→ **Stated problem**
Return every one of the lines below unchanged, character for character, but leave out the pictures.

[start]

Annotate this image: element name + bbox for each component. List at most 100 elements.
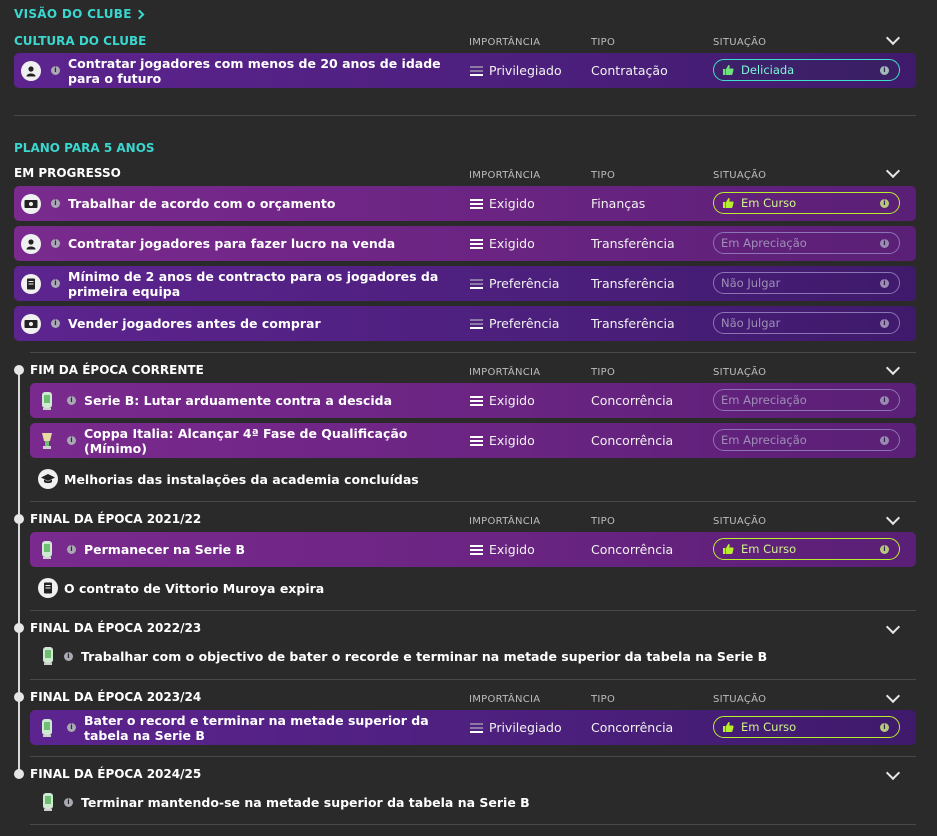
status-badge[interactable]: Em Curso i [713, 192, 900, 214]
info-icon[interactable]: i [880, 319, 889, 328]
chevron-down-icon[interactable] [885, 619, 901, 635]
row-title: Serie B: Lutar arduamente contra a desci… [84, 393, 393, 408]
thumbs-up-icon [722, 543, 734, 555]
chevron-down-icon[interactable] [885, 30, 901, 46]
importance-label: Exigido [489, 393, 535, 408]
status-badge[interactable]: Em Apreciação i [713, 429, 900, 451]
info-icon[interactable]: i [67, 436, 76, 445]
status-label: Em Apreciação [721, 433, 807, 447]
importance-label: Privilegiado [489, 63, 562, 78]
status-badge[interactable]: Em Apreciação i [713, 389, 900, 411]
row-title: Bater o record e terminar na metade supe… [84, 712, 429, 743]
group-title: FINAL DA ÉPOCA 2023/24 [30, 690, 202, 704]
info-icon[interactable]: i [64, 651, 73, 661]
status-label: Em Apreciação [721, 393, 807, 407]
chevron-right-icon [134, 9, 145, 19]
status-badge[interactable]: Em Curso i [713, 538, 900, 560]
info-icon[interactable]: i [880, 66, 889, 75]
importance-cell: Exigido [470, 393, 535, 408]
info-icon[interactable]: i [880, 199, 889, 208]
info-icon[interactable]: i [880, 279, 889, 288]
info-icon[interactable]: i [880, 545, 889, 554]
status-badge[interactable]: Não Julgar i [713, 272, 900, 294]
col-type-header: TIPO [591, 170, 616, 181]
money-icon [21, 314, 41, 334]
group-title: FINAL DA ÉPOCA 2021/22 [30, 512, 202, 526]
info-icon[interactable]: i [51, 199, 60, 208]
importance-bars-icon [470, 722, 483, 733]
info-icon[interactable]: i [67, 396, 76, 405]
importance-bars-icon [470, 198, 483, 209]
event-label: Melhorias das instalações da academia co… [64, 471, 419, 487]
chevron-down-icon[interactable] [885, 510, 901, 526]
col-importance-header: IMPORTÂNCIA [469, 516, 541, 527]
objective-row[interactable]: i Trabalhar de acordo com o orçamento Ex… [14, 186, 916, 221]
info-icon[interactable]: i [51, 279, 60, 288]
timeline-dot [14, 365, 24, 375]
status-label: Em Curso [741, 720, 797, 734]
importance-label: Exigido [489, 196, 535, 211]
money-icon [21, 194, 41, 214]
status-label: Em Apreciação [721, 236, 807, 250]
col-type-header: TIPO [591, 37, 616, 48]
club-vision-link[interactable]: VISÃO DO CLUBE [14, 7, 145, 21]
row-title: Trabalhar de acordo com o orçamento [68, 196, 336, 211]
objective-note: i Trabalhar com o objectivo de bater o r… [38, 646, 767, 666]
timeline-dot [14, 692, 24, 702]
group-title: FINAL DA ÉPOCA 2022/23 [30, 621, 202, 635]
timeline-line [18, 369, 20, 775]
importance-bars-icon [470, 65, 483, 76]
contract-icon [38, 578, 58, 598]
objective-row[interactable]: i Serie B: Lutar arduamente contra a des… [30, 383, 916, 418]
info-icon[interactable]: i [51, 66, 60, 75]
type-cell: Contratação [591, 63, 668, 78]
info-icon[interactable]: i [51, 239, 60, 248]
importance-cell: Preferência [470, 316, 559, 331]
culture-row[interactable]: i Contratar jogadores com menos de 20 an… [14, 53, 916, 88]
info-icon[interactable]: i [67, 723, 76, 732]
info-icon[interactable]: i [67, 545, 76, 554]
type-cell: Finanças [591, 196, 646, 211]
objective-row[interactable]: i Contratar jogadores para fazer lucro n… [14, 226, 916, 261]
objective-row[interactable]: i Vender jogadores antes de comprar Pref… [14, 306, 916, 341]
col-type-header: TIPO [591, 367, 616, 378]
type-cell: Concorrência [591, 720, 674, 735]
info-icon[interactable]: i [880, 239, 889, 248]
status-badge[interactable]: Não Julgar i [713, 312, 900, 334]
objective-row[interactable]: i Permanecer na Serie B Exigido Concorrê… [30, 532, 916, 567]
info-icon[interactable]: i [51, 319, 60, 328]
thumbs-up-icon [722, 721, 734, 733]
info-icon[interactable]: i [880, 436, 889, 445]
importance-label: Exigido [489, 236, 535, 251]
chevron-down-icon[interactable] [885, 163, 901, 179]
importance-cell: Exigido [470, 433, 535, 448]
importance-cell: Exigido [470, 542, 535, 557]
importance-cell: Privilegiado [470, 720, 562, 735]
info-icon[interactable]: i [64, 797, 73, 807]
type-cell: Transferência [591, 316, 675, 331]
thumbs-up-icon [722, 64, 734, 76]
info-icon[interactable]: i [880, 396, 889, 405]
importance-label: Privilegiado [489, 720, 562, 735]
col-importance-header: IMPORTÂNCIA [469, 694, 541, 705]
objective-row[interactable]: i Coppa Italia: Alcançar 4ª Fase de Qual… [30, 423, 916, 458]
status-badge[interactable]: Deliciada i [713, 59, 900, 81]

[end]

→ **Correct response**
Annotate this image: element name + bbox for each component. List at most 100 elements.
status-badge[interactable]: Em Curso i [713, 192, 900, 214]
info-icon[interactable]: i [880, 319, 889, 328]
chevron-down-icon[interactable] [885, 619, 901, 635]
row-title: Serie B: Lutar arduamente contra a desci… [84, 393, 393, 408]
thumbs-up-icon [722, 543, 734, 555]
chevron-down-icon[interactable] [885, 30, 901, 46]
importance-label: Exigido [489, 393, 535, 408]
status-badge[interactable]: Em Apreciação i [713, 429, 900, 451]
info-icon[interactable]: i [67, 436, 76, 445]
status-label: Em Apreciação [721, 433, 807, 447]
importance-label: Privilegiado [489, 63, 562, 78]
status-badge[interactable]: Em Apreciação i [713, 389, 900, 411]
row-title: Bater o record e terminar na metade supe… [84, 712, 429, 743]
group-title: FINAL DA ÉPOCA 2023/24 [30, 690, 202, 704]
info-icon[interactable]: i [64, 651, 73, 661]
status-label: Em Apreciação [721, 393, 807, 407]
chevron-right-icon [134, 9, 145, 19]
status-badge[interactable]: Em Curso i [713, 538, 900, 560]
info-icon[interactable]: i [880, 66, 889, 75]
importance-cell: Exigido [470, 393, 535, 408]
info-icon[interactable]: i [880, 199, 889, 208]
info-icon[interactable]: i [880, 279, 889, 288]
info-icon[interactable]: i [880, 545, 889, 554]
status-badge[interactable]: Não Julgar i [713, 272, 900, 294]
col-type-header: TIPO [591, 170, 616, 181]
money-icon [21, 314, 41, 334]
group-title: FINAL DA ÉPOCA 2021/22 [30, 512, 202, 526]
info-icon[interactable]: i [51, 199, 60, 208]
importance-bars-icon [470, 722, 483, 733]
info-icon[interactable]: i [67, 396, 76, 405]
importance-bars-icon [470, 198, 483, 209]
event-label: Melhorias das instalações da academia co… [64, 471, 419, 487]
chevron-down-icon[interactable] [885, 510, 901, 526]
col-importance-header: IMPORTÂNCIA [469, 516, 541, 527]
objective-row[interactable]: i Trabalhar de acordo com o orçamento Ex… [14, 186, 916, 221]
info-icon[interactable]: i [51, 279, 60, 288]
timeline-dot [14, 365, 24, 375]
status-label: Em Curso [741, 720, 797, 734]
importance-label: Exigido [489, 196, 535, 211]
money-icon [21, 194, 41, 214]
status-label: Em Apreciação [721, 236, 807, 250]
col-type-header: TIPO [591, 37, 616, 48]
club-vision-link[interactable]: VISÃO DO CLUBE [14, 7, 145, 21]
row-title: Trabalhar de acordo com o orçamento [68, 196, 336, 211]
objective-note: i Trabalhar com o objectivo de bater o r… [38, 646, 767, 666]
timeline-dot [14, 692, 24, 702]
group-title: FINAL DA ÉPOCA 2022/23 [30, 621, 202, 635]
timeline-line [18, 369, 20, 775]
importance-bars-icon [470, 65, 483, 76]
contract-icon [38, 578, 58, 598]
objective-row[interactable]: i Serie B: Lutar arduamente contra a des… [30, 383, 916, 418]
info-icon[interactable]: i [51, 66, 60, 75]
type-cell: Contratação [591, 63, 668, 78]
info-icon[interactable]: i [51, 239, 60, 248]
importance-cell: Preferência [470, 316, 559, 331]
culture-row[interactable]: i Contratar jogadores com menos de 20 an… [14, 53, 916, 88]
info-icon[interactable]: i [67, 723, 76, 732]
info-icon[interactable]: i [67, 545, 76, 554]
type-cell: Finanças [591, 196, 646, 211]
objective-row[interactable]: i Contratar jogadores para fazer lucro n… [14, 226, 916, 261]
objective-row[interactable]: i Vender jogadores antes de comprar Pref… [14, 306, 916, 341]
col-type-header: TIPO [591, 367, 616, 378]
type-cell: Concorrência [591, 720, 674, 735]
info-icon[interactable]: i [880, 239, 889, 248]
status-badge[interactable]: Não Julgar i [713, 312, 900, 334]
objective-row[interactable]: i Permanecer na Serie B Exigido Concorrê… [30, 532, 916, 567]
info-icon[interactable]: i [51, 319, 60, 328]
thumbs-up-icon [722, 721, 734, 733]
info-icon[interactable]: i [880, 436, 889, 445]
importance-label: Exigido [489, 236, 535, 251]
chevron-down-icon[interactable] [885, 163, 901, 179]
importance-cell: Exigido [470, 433, 535, 448]
importance-cell: Exigido [470, 542, 535, 557]
importance-cell: Privilegiado [470, 720, 562, 735]
info-icon[interactable]: i [64, 797, 73, 807]
type-cell: Transferência [591, 316, 675, 331]
thumbs-up-icon [722, 64, 734, 76]
info-icon[interactable]: i [880, 396, 889, 405]
importance-label: Privilegiado [489, 720, 562, 735]
col-importance-header: IMPORTÂNCIA [469, 694, 541, 705]
objective-row[interactable]: i Coppa Italia: Alcançar 4ª Fase de Qual… [30, 423, 916, 458]
status-badge[interactable]: Deliciada i [713, 59, 900, 81]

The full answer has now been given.